- EXERCISE OBJECTIVE:
Copy the data below exactly.

(Collection entries)

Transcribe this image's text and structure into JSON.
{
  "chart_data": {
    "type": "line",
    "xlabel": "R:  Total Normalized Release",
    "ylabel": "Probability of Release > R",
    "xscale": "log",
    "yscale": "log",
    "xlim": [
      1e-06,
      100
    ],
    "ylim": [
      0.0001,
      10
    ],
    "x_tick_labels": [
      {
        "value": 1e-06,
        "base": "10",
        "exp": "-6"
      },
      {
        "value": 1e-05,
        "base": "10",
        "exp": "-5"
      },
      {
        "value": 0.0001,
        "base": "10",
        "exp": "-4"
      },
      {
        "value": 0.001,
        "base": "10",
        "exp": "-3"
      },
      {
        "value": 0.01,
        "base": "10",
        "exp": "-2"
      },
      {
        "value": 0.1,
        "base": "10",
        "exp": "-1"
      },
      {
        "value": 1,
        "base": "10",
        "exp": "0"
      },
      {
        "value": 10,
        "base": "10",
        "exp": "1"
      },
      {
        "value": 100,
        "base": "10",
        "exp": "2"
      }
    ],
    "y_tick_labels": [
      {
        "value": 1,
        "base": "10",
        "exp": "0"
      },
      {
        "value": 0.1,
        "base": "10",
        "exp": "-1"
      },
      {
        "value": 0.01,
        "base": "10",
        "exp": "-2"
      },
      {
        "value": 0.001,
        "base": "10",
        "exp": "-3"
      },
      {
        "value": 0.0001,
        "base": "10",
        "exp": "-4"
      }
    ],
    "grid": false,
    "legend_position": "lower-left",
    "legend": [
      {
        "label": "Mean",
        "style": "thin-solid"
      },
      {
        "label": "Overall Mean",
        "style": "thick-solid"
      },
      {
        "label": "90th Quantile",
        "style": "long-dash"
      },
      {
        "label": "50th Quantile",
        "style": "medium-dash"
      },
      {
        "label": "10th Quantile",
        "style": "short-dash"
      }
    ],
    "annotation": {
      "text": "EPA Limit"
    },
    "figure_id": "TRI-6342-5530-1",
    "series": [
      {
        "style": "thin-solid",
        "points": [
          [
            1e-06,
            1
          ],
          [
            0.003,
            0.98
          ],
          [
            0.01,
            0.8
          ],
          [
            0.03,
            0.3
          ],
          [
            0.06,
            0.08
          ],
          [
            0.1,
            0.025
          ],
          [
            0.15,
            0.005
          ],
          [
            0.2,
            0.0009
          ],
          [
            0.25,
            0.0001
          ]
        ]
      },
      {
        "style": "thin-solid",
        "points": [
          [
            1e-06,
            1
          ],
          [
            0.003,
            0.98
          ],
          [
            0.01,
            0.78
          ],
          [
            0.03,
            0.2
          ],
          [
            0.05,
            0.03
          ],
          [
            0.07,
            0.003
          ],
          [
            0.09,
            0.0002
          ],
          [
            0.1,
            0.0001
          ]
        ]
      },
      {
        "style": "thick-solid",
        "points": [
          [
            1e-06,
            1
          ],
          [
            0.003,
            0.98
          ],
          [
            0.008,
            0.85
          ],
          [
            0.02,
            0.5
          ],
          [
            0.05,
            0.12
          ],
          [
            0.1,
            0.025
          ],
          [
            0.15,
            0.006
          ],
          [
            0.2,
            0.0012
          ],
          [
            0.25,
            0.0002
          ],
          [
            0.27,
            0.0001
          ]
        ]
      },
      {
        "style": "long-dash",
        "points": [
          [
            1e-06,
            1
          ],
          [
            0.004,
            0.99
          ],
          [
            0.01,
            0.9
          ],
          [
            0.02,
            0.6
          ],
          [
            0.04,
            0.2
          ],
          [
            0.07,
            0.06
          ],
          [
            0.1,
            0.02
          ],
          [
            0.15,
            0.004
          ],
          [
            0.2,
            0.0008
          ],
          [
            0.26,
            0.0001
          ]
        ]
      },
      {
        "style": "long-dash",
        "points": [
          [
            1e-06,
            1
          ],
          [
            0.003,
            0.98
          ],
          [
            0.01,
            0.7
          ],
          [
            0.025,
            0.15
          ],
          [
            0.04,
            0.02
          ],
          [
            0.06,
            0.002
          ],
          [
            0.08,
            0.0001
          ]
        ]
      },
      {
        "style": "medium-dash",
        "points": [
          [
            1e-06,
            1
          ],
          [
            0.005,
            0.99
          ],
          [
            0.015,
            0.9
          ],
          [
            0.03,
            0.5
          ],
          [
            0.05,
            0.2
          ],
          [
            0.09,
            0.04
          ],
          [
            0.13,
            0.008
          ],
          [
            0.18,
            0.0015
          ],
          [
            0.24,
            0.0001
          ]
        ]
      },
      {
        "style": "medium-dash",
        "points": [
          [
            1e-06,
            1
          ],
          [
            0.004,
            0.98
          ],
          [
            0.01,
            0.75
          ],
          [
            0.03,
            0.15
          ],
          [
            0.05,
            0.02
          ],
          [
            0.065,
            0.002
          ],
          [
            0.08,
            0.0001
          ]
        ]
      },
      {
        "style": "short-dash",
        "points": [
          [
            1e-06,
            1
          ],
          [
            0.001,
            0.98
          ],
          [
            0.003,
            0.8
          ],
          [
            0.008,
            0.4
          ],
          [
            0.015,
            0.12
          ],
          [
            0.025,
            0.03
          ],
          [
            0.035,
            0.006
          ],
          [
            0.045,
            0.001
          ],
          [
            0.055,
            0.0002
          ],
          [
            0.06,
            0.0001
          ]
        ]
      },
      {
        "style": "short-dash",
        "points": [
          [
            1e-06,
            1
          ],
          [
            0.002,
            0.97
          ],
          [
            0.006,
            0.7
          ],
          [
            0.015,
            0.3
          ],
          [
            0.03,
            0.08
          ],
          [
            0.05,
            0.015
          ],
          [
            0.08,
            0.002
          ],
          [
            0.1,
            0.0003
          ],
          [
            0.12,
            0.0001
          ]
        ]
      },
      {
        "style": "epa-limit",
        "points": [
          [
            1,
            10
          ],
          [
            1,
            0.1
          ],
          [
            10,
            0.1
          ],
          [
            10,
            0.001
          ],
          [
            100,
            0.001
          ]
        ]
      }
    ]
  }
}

- RESPONSE FOR THIS EXERCISE:
Transcribe this image's text and structure into JSON.
{
  "chart_data": {
    "type": "line",
    "xlabel": "R:  Total Normalized Release",
    "ylabel": "Probability of Release > R",
    "xscale": "log",
    "yscale": "log",
    "xlim": [
      1e-06,
      100
    ],
    "ylim": [
      0.0001,
      10
    ],
    "x_tick_labels": [
      {
        "value": 1e-06,
        "base": "10",
        "exp": "-6"
      },
      {
        "value": 1e-05,
        "base": "10",
        "exp": "-5"
      },
      {
        "value": 0.0001,
        "base": "10",
        "exp": "-4"
      },
      {
        "value": 0.001,
        "base": "10",
        "exp": "-3"
      },
      {
        "value": 0.01,
        "base": "10",
        "exp": "-2"
      },
      {
        "value": 0.1,
        "base": "10",
        "exp": "-1"
      },
      {
        "value": 1,
        "base": "10",
        "exp": "0"
      },
      {
        "value": 10,
        "base": "10",
        "exp": "1"
      },
      {
        "value": 100,
        "base": "10",
        "exp": "2"
      }
    ],
    "y_tick_labels": [
      {
        "value": 1,
        "base": "10",
        "exp": "0"
      },
      {
        "value": 0.1,
        "base": "10",
        "exp": "-1"
      },
      {
        "value": 0.01,
        "base": "10",
        "exp": "-2"
      },
      {
        "value": 0.001,
        "base": "10",
        "exp": "-3"
      },
      {
        "value": 0.0001,
        "base": "10",
        "exp": "-4"
      }
    ],
    "grid": false,
    "legend_position": "lower-left",
    "legend": [
      {
        "label": "Mean",
        "style": "thin-solid"
      },
      {
        "label": "Overall Mean",
        "style": "thick-solid"
      },
      {
        "label": "90th Quantile",
        "style": "long-dash"
      },
      {
        "label": "50th Quantile",
        "style": "medium-dash"
      },
      {
        "label": "10th Quantile",
        "style": "short-dash"
      }
    ],
    "annotation": {
      "text": "EPA Limit"
    },
    "figure_id": "TRI-6342-5530-1",
    "series": [
      {
        "style": "thin-solid",
        "points": [
          [
            1e-06,
            1
          ],
          [
            0.003,
            0.98
          ],
          [
            0.01,
            0.8
          ],
          [
            0.03,
            0.3
          ],
          [
            0.06,
            0.08
          ],
          [
            0.1,
            0.025
          ],
          [
            0.15,
            0.005
          ],
          [
            0.2,
            0.0009
          ],
          [
            0.25,
            0.0001
          ]
        ]
      },
      {
        "style": "thin-solid",
        "points": [
          [
            1e-06,
            1
          ],
          [
            0.003,
            0.98
          ],
          [
            0.01,
            0.78
          ],
          [
            0.03,
            0.2
          ],
          [
            0.05,
            0.03
          ],
          [
            0.07,
            0.003
          ],
          [
            0.09,
            0.0002
          ],
          [
            0.1,
            0.0001
          ]
        ]
      },
      {
        "style": "thick-solid",
        "points": [
          [
            1e-06,
            1
          ],
          [
            0.003,
            0.98
          ],
          [
            0.008,
            0.85
          ],
          [
            0.02,
            0.5
          ],
          [
            0.05,
            0.12
          ],
          [
            0.1,
            0.025
          ],
          [
            0.15,
            0.006
          ],
          [
            0.2,
            0.0012
          ],
          [
            0.25,
            0.0002
          ],
          [
            0.27,
            0.0001
          ]
        ]
      },
      {
        "style": "long-dash",
        "points": [
          [
            1e-06,
            1
          ],
          [
            0.004,
            0.99
          ],
          [
            0.01,
            0.9
          ],
          [
            0.02,
            0.6
          ],
          [
            0.04,
            0.2
          ],
          [
            0.07,
            0.06
          ],
          [
            0.1,
            0.02
          ],
          [
            0.15,
            0.004
          ],
          [
            0.2,
            0.0008
          ],
          [
            0.26,
            0.0001
          ]
        ]
      },
      {
        "style": "long-dash",
        "points": [
          [
            1e-06,
            1
          ],
          [
            0.003,
            0.98
          ],
          [
            0.01,
            0.7
          ],
          [
            0.025,
            0.15
          ],
          [
            0.04,
            0.02
          ],
          [
            0.06,
            0.002
          ],
          [
            0.08,
            0.0001
          ]
        ]
      },
      {
        "style": "medium-dash",
        "points": [
          [
            1e-06,
            1
          ],
          [
            0.005,
            0.99
          ],
          [
            0.015,
            0.9
          ],
          [
            0.03,
            0.5
          ],
          [
            0.05,
            0.2
          ],
          [
            0.09,
            0.04
          ],
          [
            0.13,
            0.008
          ],
          [
            0.18,
            0.0015
          ],
          [
            0.24,
            0.0001
          ]
        ]
      },
      {
        "style": "medium-dash",
        "points": [
          [
            1e-06,
            1
          ],
          [
            0.004,
            0.98
          ],
          [
            0.01,
            0.75
          ],
          [
            0.03,
            0.15
          ],
          [
            0.05,
            0.02
          ],
          [
            0.065,
            0.002
          ],
          [
            0.08,
            0.0001
          ]
        ]
      },
      {
        "style": "short-dash",
        "points": [
          [
            1e-06,
            1
          ],
          [
            0.001,
            0.98
          ],
          [
            0.003,
            0.8
          ],
          [
            0.008,
            0.4
          ],
          [
            0.015,
            0.12
          ],
          [
            0.025,
            0.03
          ],
          [
            0.035,
            0.006
          ],
          [
            0.045,
            0.001
          ],
          [
            0.055,
            0.0002
          ],
          [
            0.06,
            0.0001
          ]
        ]
      },
      {
        "style": "short-dash",
        "points": [
          [
            1e-06,
            1
          ],
          [
            0.002,
            0.97
          ],
          [
            0.006,
            0.7
          ],
          [
            0.015,
            0.3
          ],
          [
            0.03,
            0.08
          ],
          [
            0.05,
            0.015
          ],
          [
            0.08,
            0.002
          ],
          [
            0.1,
            0.0003
          ],
          [
            0.12,
            0.0001
          ]
        ]
      },
      {
        "style": "epa-limit",
        "points": [
          [
            1,
            10
          ],
          [
            1,
            0.1
          ],
          [
            10,
            0.1
          ],
          [
            10,
            0.001
          ],
          [
            100,
            0.001
          ]
        ]
      }
    ]
  }
}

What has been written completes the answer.